# What is being asked
Reproduce the data exactly.

# Data extract
==================================================
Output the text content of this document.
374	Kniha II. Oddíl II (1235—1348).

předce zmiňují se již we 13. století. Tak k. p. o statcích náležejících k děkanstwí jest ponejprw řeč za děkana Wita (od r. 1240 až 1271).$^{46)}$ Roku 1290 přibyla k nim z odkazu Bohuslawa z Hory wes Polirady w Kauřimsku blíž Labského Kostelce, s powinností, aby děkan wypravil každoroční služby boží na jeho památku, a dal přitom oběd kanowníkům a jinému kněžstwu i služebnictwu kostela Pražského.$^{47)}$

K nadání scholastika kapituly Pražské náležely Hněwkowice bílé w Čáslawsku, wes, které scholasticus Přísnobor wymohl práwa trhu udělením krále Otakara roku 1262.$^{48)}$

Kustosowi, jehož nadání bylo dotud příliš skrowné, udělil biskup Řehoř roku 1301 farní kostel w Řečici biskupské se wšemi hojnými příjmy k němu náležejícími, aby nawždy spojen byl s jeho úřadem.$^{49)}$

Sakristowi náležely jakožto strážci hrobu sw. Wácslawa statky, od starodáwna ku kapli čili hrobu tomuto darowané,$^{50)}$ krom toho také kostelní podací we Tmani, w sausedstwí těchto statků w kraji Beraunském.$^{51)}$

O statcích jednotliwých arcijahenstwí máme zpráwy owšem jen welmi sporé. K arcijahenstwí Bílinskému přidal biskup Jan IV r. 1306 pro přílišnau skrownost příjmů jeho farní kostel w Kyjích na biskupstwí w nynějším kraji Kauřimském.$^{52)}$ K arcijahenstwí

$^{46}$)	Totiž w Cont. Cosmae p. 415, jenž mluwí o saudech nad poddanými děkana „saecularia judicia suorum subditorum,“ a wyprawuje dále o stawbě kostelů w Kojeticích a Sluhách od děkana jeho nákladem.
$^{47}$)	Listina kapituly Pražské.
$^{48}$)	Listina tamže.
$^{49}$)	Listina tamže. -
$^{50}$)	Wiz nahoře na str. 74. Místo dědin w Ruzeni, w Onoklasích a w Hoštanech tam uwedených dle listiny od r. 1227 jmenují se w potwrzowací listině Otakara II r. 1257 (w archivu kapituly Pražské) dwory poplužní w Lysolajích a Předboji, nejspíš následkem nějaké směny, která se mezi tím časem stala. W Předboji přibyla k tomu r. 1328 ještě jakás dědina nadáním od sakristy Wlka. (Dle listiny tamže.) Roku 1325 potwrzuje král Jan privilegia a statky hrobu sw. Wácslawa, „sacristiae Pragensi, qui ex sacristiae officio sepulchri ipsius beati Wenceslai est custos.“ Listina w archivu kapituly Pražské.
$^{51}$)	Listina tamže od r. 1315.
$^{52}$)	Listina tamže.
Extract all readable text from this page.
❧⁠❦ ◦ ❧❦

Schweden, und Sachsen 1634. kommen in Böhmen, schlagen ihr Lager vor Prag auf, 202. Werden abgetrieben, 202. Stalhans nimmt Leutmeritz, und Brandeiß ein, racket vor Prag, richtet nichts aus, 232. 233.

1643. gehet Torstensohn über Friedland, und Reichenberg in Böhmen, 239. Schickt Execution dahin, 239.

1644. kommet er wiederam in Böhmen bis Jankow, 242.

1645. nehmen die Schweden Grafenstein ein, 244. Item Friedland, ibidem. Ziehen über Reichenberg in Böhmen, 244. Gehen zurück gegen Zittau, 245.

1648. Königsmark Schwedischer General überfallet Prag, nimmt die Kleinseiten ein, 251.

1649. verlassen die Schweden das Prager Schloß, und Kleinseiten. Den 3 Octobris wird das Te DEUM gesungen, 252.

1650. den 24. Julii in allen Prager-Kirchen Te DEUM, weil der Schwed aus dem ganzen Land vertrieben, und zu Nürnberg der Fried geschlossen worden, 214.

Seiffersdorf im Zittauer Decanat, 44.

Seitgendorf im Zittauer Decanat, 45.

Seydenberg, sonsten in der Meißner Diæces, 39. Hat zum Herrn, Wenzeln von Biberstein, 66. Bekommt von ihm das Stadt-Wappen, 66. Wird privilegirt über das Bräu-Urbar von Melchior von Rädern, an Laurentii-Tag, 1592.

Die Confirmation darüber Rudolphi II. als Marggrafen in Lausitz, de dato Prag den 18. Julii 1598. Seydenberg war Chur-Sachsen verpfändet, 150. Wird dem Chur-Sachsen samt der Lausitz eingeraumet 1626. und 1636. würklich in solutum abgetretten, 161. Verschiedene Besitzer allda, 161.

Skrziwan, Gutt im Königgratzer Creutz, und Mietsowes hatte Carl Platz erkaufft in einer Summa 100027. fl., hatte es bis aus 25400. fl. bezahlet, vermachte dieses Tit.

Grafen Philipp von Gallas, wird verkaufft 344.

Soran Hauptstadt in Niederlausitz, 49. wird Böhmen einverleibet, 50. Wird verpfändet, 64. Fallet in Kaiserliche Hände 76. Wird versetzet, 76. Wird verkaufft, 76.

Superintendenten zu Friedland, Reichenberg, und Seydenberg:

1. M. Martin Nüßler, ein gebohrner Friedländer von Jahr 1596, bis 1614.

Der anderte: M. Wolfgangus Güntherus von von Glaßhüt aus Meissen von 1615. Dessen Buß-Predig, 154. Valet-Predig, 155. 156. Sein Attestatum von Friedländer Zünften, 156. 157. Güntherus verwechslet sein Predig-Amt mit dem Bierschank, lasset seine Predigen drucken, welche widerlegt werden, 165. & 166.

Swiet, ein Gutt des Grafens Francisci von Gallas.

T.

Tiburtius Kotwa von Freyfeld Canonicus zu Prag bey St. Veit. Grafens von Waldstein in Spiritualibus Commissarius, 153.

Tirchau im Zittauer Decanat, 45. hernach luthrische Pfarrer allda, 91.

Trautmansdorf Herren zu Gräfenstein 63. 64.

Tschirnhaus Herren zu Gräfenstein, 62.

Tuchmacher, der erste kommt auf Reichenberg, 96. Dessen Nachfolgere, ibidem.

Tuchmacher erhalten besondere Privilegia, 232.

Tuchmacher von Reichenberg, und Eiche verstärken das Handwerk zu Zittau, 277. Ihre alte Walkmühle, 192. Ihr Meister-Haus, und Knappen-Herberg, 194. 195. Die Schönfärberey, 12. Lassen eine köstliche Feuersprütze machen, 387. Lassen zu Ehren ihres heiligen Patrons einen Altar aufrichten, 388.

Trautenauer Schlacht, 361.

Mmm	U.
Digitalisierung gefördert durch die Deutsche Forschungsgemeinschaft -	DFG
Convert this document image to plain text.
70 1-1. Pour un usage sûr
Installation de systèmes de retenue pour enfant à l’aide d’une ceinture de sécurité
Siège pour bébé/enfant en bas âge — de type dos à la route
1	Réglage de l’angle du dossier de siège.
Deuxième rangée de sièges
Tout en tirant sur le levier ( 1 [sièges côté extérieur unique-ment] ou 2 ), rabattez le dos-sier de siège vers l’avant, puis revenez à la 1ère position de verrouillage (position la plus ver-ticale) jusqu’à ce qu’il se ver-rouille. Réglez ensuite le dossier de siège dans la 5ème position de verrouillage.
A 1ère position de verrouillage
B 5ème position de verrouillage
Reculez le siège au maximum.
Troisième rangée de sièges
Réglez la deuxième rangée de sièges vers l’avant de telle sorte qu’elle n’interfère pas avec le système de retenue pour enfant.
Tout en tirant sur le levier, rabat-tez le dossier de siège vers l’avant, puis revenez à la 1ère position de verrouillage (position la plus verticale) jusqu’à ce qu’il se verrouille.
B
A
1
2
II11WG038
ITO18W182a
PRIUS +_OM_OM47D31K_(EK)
==================================================
# Answer
Output the text content of this document.
374	Kniha II. Oddíl II (1235—1348).

předce zmiňují se již we 13. století. Tak k. p. o statcích náležejících k děkanstwí jest ponejprw řeč za děkana Wita (od r. 1240 až 1271).$^{46)}$ Roku 1290 přibyla k nim z odkazu Bohuslawa z Hory wes Polirady w Kauřimsku blíž Labského Kostelce, s powinností, aby děkan wypravil každoroční služby boží na jeho památku, a dal přitom oběd kanowníkům a jinému kněžstwu i služebnictwu kostela Pražského.$^{47)}$

K nadání scholastika kapituly Pražské náležely Hněwkowice bílé w Čáslawsku, wes, které scholasticus Přísnobor wymohl práwa trhu udělením krále Otakara roku 1262.$^{48)}$

Kustosowi, jehož nadání bylo dotud příliš skrowné, udělil biskup Řehoř roku 1301 farní kostel w Řečici biskupské se wšemi hojnými příjmy k němu náležejícími, aby nawždy spojen byl s jeho úřadem.$^{49)}$

Sakristowi náležely jakožto strážci hrobu sw. Wácslawa statky, od starodáwna ku kapli čili hrobu tomuto darowané,$^{50)}$ krom toho také kostelní podací we Tmani, w sausedstwí těchto statků w kraji Beraunském.$^{51)}$

O statcích jednotliwých arcijahenstwí máme zpráwy owšem jen welmi sporé. K arcijahenstwí Bílinskému přidal biskup Jan IV r. 1306 pro přílišnau skrownost příjmů jeho farní kostel w Kyjích na biskupstwí w nynějším kraji Kauřimském.$^{52)}$ K arcijahenstwí

$^{46}$)	Totiž w Cont. Cosmae p. 415, jenž mluwí o saudech nad poddanými děkana „saecularia judicia suorum subditorum,“ a wyprawuje dále o stawbě kostelů w Kojeticích a Sluhách od děkana jeho nákladem.
$^{47}$)	Listina kapituly Pražské.
$^{48}$)	Listina tamže.
$^{49}$)	Listina tamže. -
$^{50}$)	Wiz nahoře na str. 74. Místo dědin w Ruzeni, w Onoklasích a w Hoštanech tam uwedených dle listiny od r. 1227 jmenují se w potwrzowací listině Otakara II r. 1257 (w archivu kapituly Pražské) dwory poplužní w Lysolajích a Předboji, nejspíš následkem nějaké směny, která se mezi tím časem stala. W Předboji přibyla k tomu r. 1328 ještě jakás dědina nadáním od sakristy Wlka. (Dle listiny tamže.) Roku 1325 potwrzuje král Jan privilegia a statky hrobu sw. Wácslawa, „sacristiae Pragensi, qui ex sacristiae officio sepulchri ipsius beati Wenceslai est custos.“ Listina w archivu kapituly Pražské.
$^{51}$)	Listina tamže od r. 1315.
$^{52}$)	Listina tamže.
Extract all readable text from this page.
❧⁠❦ ◦ ❧❦

Schweden, und Sachsen 1634. kommen in Böhmen, schlagen ihr Lager vor Prag auf, 202. Werden abgetrieben, 202. Stalhans nimmt Leutmeritz, und Brandeiß ein, racket vor Prag, richtet nichts aus, 232. 233.

1643. gehet Torstensohn über Friedland, und Reichenberg in Böhmen, 239. Schickt Execution dahin, 239.

1644. kommet er wiederam in Böhmen bis Jankow, 242.

1645. nehmen die Schweden Grafenstein ein, 244. Item Friedland, ibidem. Ziehen über Reichenberg in Böhmen, 244. Gehen zurück gegen Zittau, 245.

1648. Königsmark Schwedischer General überfallet Prag, nimmt die Kleinseiten ein, 251.

1649. verlassen die Schweden das Prager Schloß, und Kleinseiten. Den 3 Octobris wird das Te DEUM gesungen, 252.

1650. den 24. Julii in allen Prager-Kirchen Te DEUM, weil der Schwed aus dem ganzen Land vertrieben, und zu Nürnberg der Fried geschlossen worden, 214.

Seiffersdorf im Zittauer Decanat, 44.

Seitgendorf im Zittauer Decanat, 45.

Seydenberg, sonsten in der Meißner Diæces, 39. Hat zum Herrn, Wenzeln von Biberstein, 66. Bekommt von ihm das Stadt-Wappen, 66. Wird privilegirt über das Bräu-Urbar von Melchior von Rädern, an Laurentii-Tag, 1592.

Die Confirmation darüber Rudolphi II. als Marggrafen in Lausitz, de dato Prag den 18. Julii 1598. Seydenberg war Chur-Sachsen verpfändet, 150. Wird dem Chur-Sachsen samt der Lausitz eingeraumet 1626. und 1636. würklich in solutum abgetretten, 161. Verschiedene Besitzer allda, 161.

Skrziwan, Gutt im Königgratzer Creutz, und Mietsowes hatte Carl Platz erkaufft in einer Summa 100027. fl., hatte es bis aus 25400. fl. bezahlet, vermachte dieses Tit.

Grafen Philipp von Gallas, wird verkaufft 344.

Soran Hauptstadt in Niederlausitz, 49. wird Böhmen einverleibet, 50. Wird verpfändet, 64. Fallet in Kaiserliche Hände 76. Wird versetzet, 76. Wird verkaufft, 76.

Superintendenten zu Friedland, Reichenberg, und Seydenberg:

1. M. Martin Nüßler, ein gebohrner Friedländer von Jahr 1596, bis 1614.

Der anderte: M. Wolfgangus Güntherus von von Glaßhüt aus Meissen von 1615. Dessen Buß-Predig, 154. Valet-Predig, 155. 156. Sein Attestatum von Friedländer Zünften, 156. 157. Güntherus verwechslet sein Predig-Amt mit dem Bierschank, lasset seine Predigen drucken, welche widerlegt werden, 165. & 166.

Swiet, ein Gutt des Grafens Francisci von Gallas.

T.

Tiburtius Kotwa von Freyfeld Canonicus zu Prag bey St. Veit. Grafens von Waldstein in Spiritualibus Commissarius, 153.

Tirchau im Zittauer Decanat, 45. hernach luthrische Pfarrer allda, 91.

Trautmansdorf Herren zu Gräfenstein 63. 64.

Tschirnhaus Herren zu Gräfenstein, 62.

Tuchmacher, der erste kommt auf Reichenberg, 96. Dessen Nachfolgere, ibidem.

Tuchmacher erhalten besondere Privilegia, 232.

Tuchmacher von Reichenberg, und Eiche verstärken das Handwerk zu Zittau, 277. Ihre alte Walkmühle, 192. Ihr Meister-Haus, und Knappen-Herberg, 194. 195. Die Schönfärberey, 12. Lassen eine köstliche Feuersprütze machen, 387. Lassen zu Ehren ihres heiligen Patrons einen Altar aufrichten, 388.

Trautenauer Schlacht, 361.

Mmm	U.
Digitalisierung gefördert durch die Deutsche Forschungsgemeinschaft -	DFG
Convert this document image to plain text.
70 1-1. Pour un usage sûr
Installation de systèmes de retenue pour enfant à l’aide d’une ceinture de sécurité
Siège pour bébé/enfant en bas âge — de type dos à la route
1	Réglage de l’angle du dossier de siège.
Deuxième rangée de sièges
Tout en tirant sur le levier ( 1 [sièges côté extérieur unique-ment] ou 2 ), rabattez le dos-sier de siège vers l’avant, puis revenez à la 1ère position de verrouillage (position la plus ver-ticale) jusqu’à ce qu’il se ver-rouille. Réglez ensuite le dossier de siège dans la 5ème position de verrouillage.
A 1ère position de verrouillage
B 5ème position de verrouillage
Reculez le siège au maximum.
Troisième rangée de sièges
Réglez la deuxième rangée de sièges vers l’avant de telle sorte qu’elle n’interfère pas avec le système de retenue pour enfant.
Tout en tirant sur le levier, rabat-tez le dossier de siège vers l’avant, puis revenez à la 1ère position de verrouillage (position la plus verticale) jusqu’à ce qu’il se verrouille.
B
A
1
2
II11WG038
ITO18W182a
PRIUS +_OM_OM47D31K_(EK)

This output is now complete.